▶ **Requirements**
Find how many lines in the material hold the word "gusta", then state that number and nothing more.

▶ **Data shown**

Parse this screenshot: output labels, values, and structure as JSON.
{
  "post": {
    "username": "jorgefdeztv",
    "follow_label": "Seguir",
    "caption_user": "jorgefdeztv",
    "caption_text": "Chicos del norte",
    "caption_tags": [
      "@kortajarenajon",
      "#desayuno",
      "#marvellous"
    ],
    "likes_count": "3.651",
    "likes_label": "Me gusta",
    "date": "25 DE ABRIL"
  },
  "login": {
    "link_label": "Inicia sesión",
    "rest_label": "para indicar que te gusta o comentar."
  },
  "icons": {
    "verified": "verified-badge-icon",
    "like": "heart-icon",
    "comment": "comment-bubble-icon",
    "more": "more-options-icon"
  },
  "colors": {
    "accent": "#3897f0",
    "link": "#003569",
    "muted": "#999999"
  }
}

▶ **Answer to this exercise**
2